**Objective**
Transcribe the records below exactly, leaving out any pictures.

**Data for the task**

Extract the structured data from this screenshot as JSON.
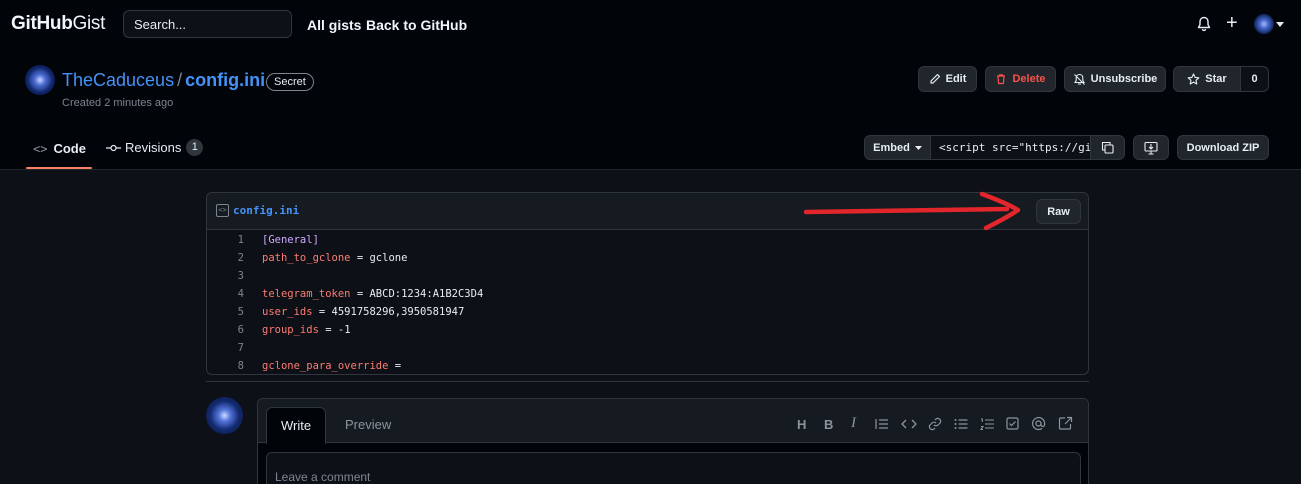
{
  "topbar": {
    "logo_bold": "GitHub",
    "logo_light": "Gist",
    "search_placeholder": "Search...",
    "all_gists": "All gists",
    "back_to_github": "Back to GitHub",
    "plus": "+"
  },
  "gist": {
    "owner": "TheCaduceus",
    "separator": "/",
    "filename": "config.ini",
    "visibility": "Secret",
    "created": "Created 2 minutes ago"
  },
  "actions": {
    "edit": "Edit",
    "delete": "Delete",
    "unsubscribe": "Unsubscribe",
    "star": "Star",
    "star_count": "0"
  },
  "tabs": {
    "code": "Code",
    "revisions": "Revisions",
    "revisions_count": "1"
  },
  "embed": {
    "label": "Embed",
    "value": "<script src=\"https://gist.github.com/",
    "download_zip": "Download ZIP"
  },
  "file": {
    "name": "config.ini",
    "raw": "Raw",
    "lines": [
      {
        "n": "1",
        "key": "",
        "rest": "[General]"
      },
      {
        "n": "2",
        "key": "path_to_gclone",
        "rest": " = gclone"
      },
      {
        "n": "3",
        "key": "",
        "rest": ""
      },
      {
        "n": "4",
        "key": "telegram_token",
        "rest": " = ABCD:1234:A1B2C3D4"
      },
      {
        "n": "5",
        "key": "user_ids",
        "rest": " = 4591758296,3950581947"
      },
      {
        "n": "6",
        "key": "group_ids",
        "rest": " = -1"
      },
      {
        "n": "7",
        "key": "",
        "rest": ""
      },
      {
        "n": "8",
        "key": "gclone_para_override",
        "rest": " ="
      }
    ]
  },
  "comment": {
    "write": "Write",
    "preview": "Preview",
    "placeholder": "Leave a comment",
    "toolbar": [
      "H",
      "B",
      "I"
    ]
  },
  "annotation_color": "#e3262b"
}
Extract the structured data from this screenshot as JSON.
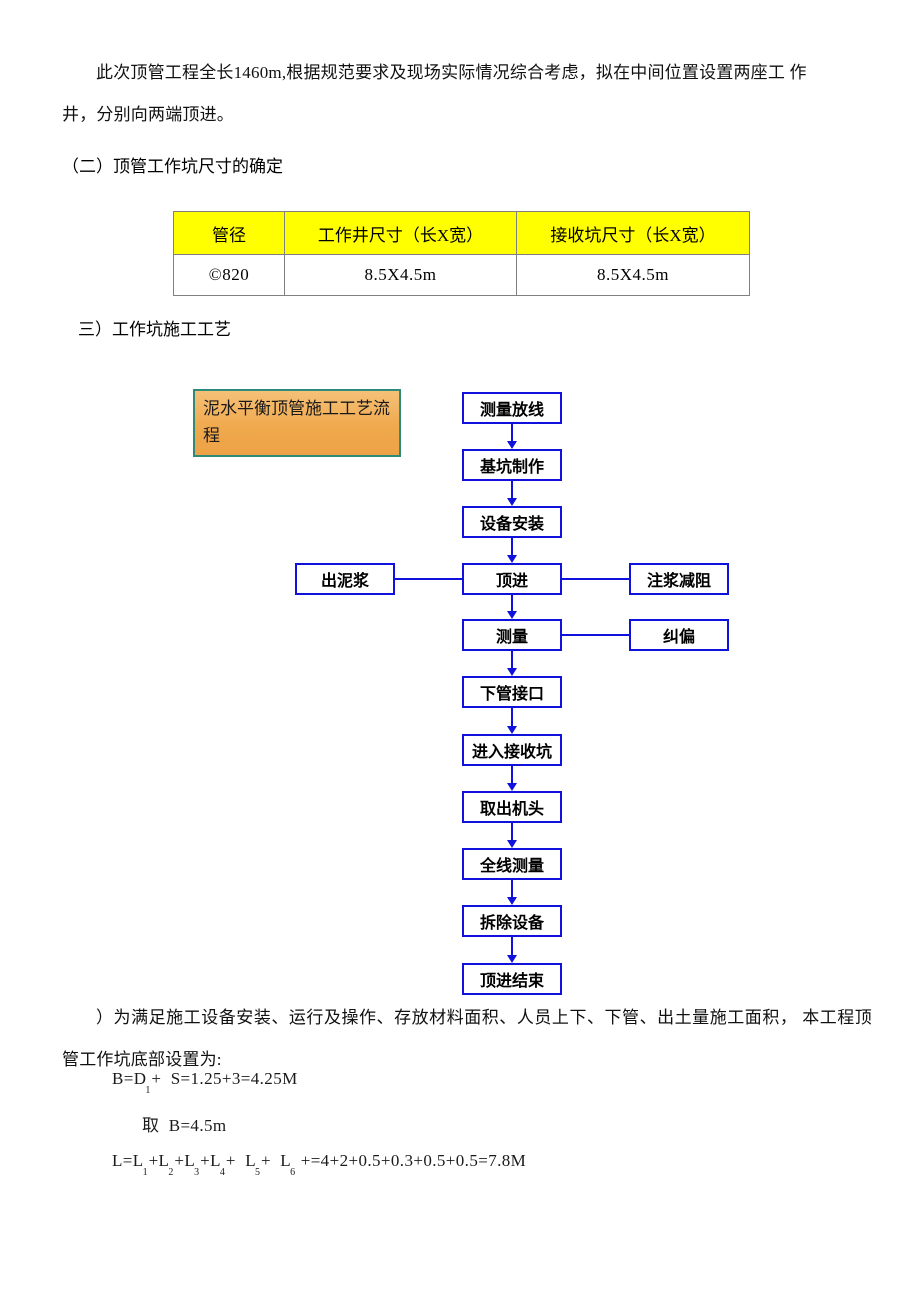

**Expected answer**
Extract the structured data from this screenshot as JSON.
{
  "topbar": {
    "logo_bold": "GitHub",
    "logo_light": "Gist",
    "search_placeholder": "Search...",
    "all_gists": "All gists",
    "back_to_github": "Back to GitHub",
    "plus": "+"
  },
  "gist": {
    "owner": "TheCaduceus",
    "separator": "/",
    "filename": "config.ini",
    "visibility": "Secret",
    "created": "Created 2 minutes ago"
  },
  "actions": {
    "edit": "Edit",
    "delete": "Delete",
    "unsubscribe": "Unsubscribe",
    "star": "Star",
    "star_count": "0"
  },
  "tabs": {
    "code": "Code",
    "revisions": "Revisions",
    "revisions_count": "1"
  },
  "embed": {
    "label": "Embed",
    "value": "<script src=\"https://gist.github.com/",
    "download_zip": "Download ZIP"
  },
  "file": {
    "name": "config.ini",
    "raw": "Raw",
    "lines": [
      {
        "n": "1",
        "key": "",
        "rest": "[General]"
      },
      {
        "n": "2",
        "key": "path_to_gclone",
        "rest": " = gclone"
      },
      {
        "n": "3",
        "key": "",
        "rest": ""
      },
      {
        "n": "4",
        "key": "telegram_token",
        "rest": " = ABCD:1234:A1B2C3D4"
      },
      {
        "n": "5",
        "key": "user_ids",
        "rest": " = 4591758296,3950581947"
      },
      {
        "n": "6",
        "key": "group_ids",
        "rest": " = -1"
      },
      {
        "n": "7",
        "key": "",
        "rest": ""
      },
      {
        "n": "8",
        "key": "gclone_para_override",
        "rest": " ="
      }
    ]
  },
  "comment": {
    "write": "Write",
    "preview": "Preview",
    "placeholder": "Leave a comment",
    "toolbar": [
      "H",
      "B",
      "I"
    ]
  },
  "annotation_color": "#e3262b"
}
Extract the structured data from this screenshot as JSON.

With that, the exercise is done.